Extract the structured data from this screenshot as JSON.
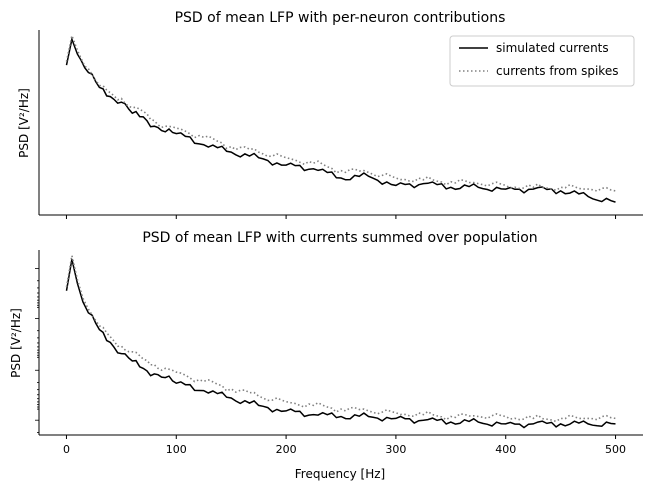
{
  "figure": {
    "top_title": "PSD of mean LFP with per-neuron contributions",
    "bottom_title": "PSD of mean LFP with currents summed over population",
    "top_ylabel": "PSD [V²/Hz]",
    "bottom_ylabel": "PSD [V²/Hz]",
    "xlabel": "Frequency [Hz]",
    "legend": {
      "simulated": "simulated currents",
      "spikes": "currents from spikes"
    },
    "xticks": [
      "0",
      "100",
      "200",
      "300",
      "400",
      "500"
    ]
  },
  "colors": {
    "simulated": "#000000",
    "spikes": "#808080"
  },
  "chart_data": [
    {
      "type": "line",
      "title": "PSD of mean LFP with per-neuron contributions",
      "xlabel": "",
      "ylabel": "PSD [V²/Hz]",
      "xlim": [
        -25,
        525
      ],
      "ylim": [
        0,
        1
      ],
      "legend_placement": "top-right",
      "grid": false,
      "y_ticks_shown": false,
      "x": [
        0,
        5,
        10,
        20,
        30,
        40,
        50,
        60,
        70,
        80,
        90,
        100,
        125,
        150,
        175,
        200,
        225,
        250,
        275,
        300,
        325,
        350,
        375,
        400,
        425,
        450,
        475,
        500
      ],
      "series": [
        {
          "name": "simulated currents",
          "style": "solid",
          "values": [
            0.81,
            0.95,
            0.87,
            0.77,
            0.69,
            0.64,
            0.61,
            0.55,
            0.53,
            0.48,
            0.45,
            0.44,
            0.38,
            0.34,
            0.31,
            0.27,
            0.25,
            0.2,
            0.21,
            0.16,
            0.17,
            0.15,
            0.15,
            0.14,
            0.14,
            0.13,
            0.1,
            0.07
          ]
        },
        {
          "name": "currents from spikes",
          "style": "dotted",
          "values": [
            0.83,
            0.97,
            0.89,
            0.79,
            0.7,
            0.66,
            0.63,
            0.58,
            0.56,
            0.51,
            0.48,
            0.47,
            0.42,
            0.37,
            0.34,
            0.31,
            0.28,
            0.24,
            0.23,
            0.2,
            0.19,
            0.18,
            0.17,
            0.16,
            0.15,
            0.15,
            0.14,
            0.13
          ]
        }
      ]
    },
    {
      "type": "line",
      "title": "PSD of mean LFP with currents summed over population",
      "xlabel": "Frequency [Hz]",
      "ylabel": "PSD [V²/Hz]",
      "xlim": [
        -25,
        525
      ],
      "ylim": [
        0,
        1
      ],
      "y_scale": "log",
      "grid": false,
      "y_ticks_shown": false,
      "x": [
        0,
        5,
        10,
        15,
        20,
        30,
        40,
        50,
        60,
        70,
        80,
        90,
        100,
        125,
        150,
        175,
        200,
        225,
        250,
        275,
        300,
        325,
        350,
        375,
        400,
        425,
        450,
        475,
        500
      ],
      "series": [
        {
          "name": "simulated currents",
          "style": "solid",
          "values": [
            0.78,
            0.95,
            0.82,
            0.72,
            0.66,
            0.57,
            0.5,
            0.44,
            0.4,
            0.36,
            0.33,
            0.31,
            0.28,
            0.24,
            0.2,
            0.16,
            0.13,
            0.11,
            0.1,
            0.1,
            0.09,
            0.08,
            0.07,
            0.07,
            0.06,
            0.06,
            0.06,
            0.06,
            0.06
          ]
        },
        {
          "name": "currents from spikes",
          "style": "dotted",
          "values": [
            0.8,
            0.97,
            0.84,
            0.74,
            0.68,
            0.59,
            0.53,
            0.48,
            0.45,
            0.41,
            0.38,
            0.36,
            0.34,
            0.29,
            0.25,
            0.21,
            0.18,
            0.16,
            0.14,
            0.13,
            0.12,
            0.11,
            0.1,
            0.1,
            0.1,
            0.09,
            0.09,
            0.09,
            0.09
          ]
        }
      ]
    }
  ]
}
....
The listing above needs to be output again exactly. Don't include the pictures.

Extract the structured data from this screenshot as JSON.
{
  "figure": {
    "top_title": "PSD of mean LFP with per-neuron contributions",
    "bottom_title": "PSD of mean LFP with currents summed over population",
    "top_ylabel": "PSD [V²/Hz]",
    "bottom_ylabel": "PSD [V²/Hz]",
    "xlabel": "Frequency [Hz]",
    "legend": {
      "simulated": "simulated currents",
      "spikes": "currents from spikes"
    },
    "xticks": [
      "0",
      "100",
      "200",
      "300",
      "400",
      "500"
    ]
  },
  "colors": {
    "simulated": "#000000",
    "spikes": "#808080"
  },
  "chart_data": [
    {
      "type": "line",
      "title": "PSD of mean LFP with per-neuron contributions",
      "xlabel": "",
      "ylabel": "PSD [V²/Hz]",
      "xlim": [
        -25,
        525
      ],
      "ylim": [
        0,
        1
      ],
      "legend_placement": "top-right",
      "grid": false,
      "y_ticks_shown": false,
      "x": [
        0,
        5,
        10,
        20,
        30,
        40,
        50,
        60,
        70,
        80,
        90,
        100,
        125,
        150,
        175,
        200,
        225,
        250,
        275,
        300,
        325,
        350,
        375,
        400,
        425,
        450,
        475,
        500
      ],
      "series": [
        {
          "name": "simulated currents",
          "style": "solid",
          "values": [
            0.81,
            0.95,
            0.87,
            0.77,
            0.69,
            0.64,
            0.61,
            0.55,
            0.53,
            0.48,
            0.45,
            0.44,
            0.38,
            0.34,
            0.31,
            0.27,
            0.25,
            0.2,
            0.21,
            0.16,
            0.17,
            0.15,
            0.15,
            0.14,
            0.14,
            0.13,
            0.1,
            0.07
          ]
        },
        {
          "name": "currents from spikes",
          "style": "dotted",
          "values": [
            0.83,
            0.97,
            0.89,
            0.79,
            0.7,
            0.66,
            0.63,
            0.58,
            0.56,
            0.51,
            0.48,
            0.47,
            0.42,
            0.37,
            0.34,
            0.31,
            0.28,
            0.24,
            0.23,
            0.2,
            0.19,
            0.18,
            0.17,
            0.16,
            0.15,
            0.15,
            0.14,
            0.13
          ]
        }
      ]
    },
    {
      "type": "line",
      "title": "PSD of mean LFP with currents summed over population",
      "xlabel": "Frequency [Hz]",
      "ylabel": "PSD [V²/Hz]",
      "xlim": [
        -25,
        525
      ],
      "ylim": [
        0,
        1
      ],
      "y_scale": "log",
      "grid": false,
      "y_ticks_shown": false,
      "x": [
        0,
        5,
        10,
        15,
        20,
        30,
        40,
        50,
        60,
        70,
        80,
        90,
        100,
        125,
        150,
        175,
        200,
        225,
        250,
        275,
        300,
        325,
        350,
        375,
        400,
        425,
        450,
        475,
        500
      ],
      "series": [
        {
          "name": "simulated currents",
          "style": "solid",
          "values": [
            0.78,
            0.95,
            0.82,
            0.72,
            0.66,
            0.57,
            0.5,
            0.44,
            0.4,
            0.36,
            0.33,
            0.31,
            0.28,
            0.24,
            0.2,
            0.16,
            0.13,
            0.11,
            0.1,
            0.1,
            0.09,
            0.08,
            0.07,
            0.07,
            0.06,
            0.06,
            0.06,
            0.06,
            0.06
          ]
        },
        {
          "name": "currents from spikes",
          "style": "dotted",
          "values": [
            0.8,
            0.97,
            0.84,
            0.74,
            0.68,
            0.59,
            0.53,
            0.48,
            0.45,
            0.41,
            0.38,
            0.36,
            0.34,
            0.29,
            0.25,
            0.21,
            0.18,
            0.16,
            0.14,
            0.13,
            0.12,
            0.11,
            0.1,
            0.1,
            0.1,
            0.09,
            0.09,
            0.09,
            0.09
          ]
        }
      ]
    }
  ]
}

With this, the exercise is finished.